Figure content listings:
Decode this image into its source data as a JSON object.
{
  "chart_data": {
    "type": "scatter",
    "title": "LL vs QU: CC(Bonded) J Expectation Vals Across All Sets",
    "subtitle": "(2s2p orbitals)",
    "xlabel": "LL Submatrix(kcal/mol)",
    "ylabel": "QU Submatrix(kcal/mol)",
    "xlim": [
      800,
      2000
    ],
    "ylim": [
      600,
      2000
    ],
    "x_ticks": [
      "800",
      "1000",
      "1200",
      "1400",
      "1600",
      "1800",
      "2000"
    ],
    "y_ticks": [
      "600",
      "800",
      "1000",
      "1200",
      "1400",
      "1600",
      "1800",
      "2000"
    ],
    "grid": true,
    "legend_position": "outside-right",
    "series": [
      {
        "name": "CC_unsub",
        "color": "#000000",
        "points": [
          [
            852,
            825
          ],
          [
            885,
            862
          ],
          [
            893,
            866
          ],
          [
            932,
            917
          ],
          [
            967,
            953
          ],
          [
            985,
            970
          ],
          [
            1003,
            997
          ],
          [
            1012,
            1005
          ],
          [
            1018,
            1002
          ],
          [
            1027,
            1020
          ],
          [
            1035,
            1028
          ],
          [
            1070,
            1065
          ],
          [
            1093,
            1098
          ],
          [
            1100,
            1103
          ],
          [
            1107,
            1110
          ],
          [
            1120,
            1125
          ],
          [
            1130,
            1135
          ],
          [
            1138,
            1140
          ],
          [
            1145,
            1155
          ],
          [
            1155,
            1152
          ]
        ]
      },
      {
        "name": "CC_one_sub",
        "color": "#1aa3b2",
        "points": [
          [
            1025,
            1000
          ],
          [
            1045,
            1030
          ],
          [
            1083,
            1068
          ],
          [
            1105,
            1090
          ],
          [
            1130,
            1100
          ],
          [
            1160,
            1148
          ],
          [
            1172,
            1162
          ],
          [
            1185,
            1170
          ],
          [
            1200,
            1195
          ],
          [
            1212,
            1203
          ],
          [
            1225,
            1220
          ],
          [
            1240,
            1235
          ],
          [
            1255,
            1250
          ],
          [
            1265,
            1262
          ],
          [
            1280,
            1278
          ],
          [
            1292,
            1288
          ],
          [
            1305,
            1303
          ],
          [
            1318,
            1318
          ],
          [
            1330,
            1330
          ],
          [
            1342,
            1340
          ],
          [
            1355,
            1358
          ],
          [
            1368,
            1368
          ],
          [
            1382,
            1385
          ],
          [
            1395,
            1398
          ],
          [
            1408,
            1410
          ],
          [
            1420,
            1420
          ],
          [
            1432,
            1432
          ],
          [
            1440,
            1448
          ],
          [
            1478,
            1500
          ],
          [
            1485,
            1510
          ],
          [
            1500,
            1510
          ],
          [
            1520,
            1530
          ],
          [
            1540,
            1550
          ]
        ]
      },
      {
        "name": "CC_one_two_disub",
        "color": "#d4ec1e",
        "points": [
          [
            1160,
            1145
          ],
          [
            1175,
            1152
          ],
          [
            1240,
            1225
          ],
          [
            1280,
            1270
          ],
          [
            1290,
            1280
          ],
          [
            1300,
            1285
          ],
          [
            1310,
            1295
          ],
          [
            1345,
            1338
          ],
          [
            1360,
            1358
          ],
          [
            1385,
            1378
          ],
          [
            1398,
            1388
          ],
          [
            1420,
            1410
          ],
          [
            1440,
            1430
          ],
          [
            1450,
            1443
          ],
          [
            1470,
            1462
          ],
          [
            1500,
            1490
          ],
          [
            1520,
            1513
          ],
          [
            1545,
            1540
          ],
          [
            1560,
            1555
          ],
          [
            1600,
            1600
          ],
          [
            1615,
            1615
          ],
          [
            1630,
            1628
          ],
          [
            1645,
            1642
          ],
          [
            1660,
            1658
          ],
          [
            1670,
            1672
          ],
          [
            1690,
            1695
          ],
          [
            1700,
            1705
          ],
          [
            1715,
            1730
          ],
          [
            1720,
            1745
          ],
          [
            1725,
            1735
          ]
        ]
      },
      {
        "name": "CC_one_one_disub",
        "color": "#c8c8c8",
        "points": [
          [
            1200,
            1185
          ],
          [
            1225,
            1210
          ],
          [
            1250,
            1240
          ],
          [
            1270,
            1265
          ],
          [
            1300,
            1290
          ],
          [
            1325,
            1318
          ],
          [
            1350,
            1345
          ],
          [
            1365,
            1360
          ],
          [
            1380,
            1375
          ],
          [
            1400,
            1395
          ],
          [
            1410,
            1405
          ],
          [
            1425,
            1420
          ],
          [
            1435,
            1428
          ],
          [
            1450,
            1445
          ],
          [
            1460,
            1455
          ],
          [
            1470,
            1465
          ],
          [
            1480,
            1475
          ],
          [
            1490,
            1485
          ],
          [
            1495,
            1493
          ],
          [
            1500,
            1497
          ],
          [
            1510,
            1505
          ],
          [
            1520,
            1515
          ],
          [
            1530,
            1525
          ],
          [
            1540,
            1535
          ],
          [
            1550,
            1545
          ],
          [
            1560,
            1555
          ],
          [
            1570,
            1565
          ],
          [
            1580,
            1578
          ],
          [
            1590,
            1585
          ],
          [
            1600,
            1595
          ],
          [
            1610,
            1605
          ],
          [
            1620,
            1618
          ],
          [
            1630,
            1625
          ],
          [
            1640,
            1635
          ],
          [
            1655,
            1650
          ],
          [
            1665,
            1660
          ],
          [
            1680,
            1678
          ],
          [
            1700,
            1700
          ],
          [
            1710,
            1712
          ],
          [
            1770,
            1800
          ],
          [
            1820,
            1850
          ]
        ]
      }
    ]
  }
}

YOUR INSTRUCTIONS: Where a line holds "Submatrix", copy it out.

FULL RESPONSE:
    "xlabel": "LL Submatrix(kcal/mol)",
    "ylabel": "QU Submatrix(kcal/mol)",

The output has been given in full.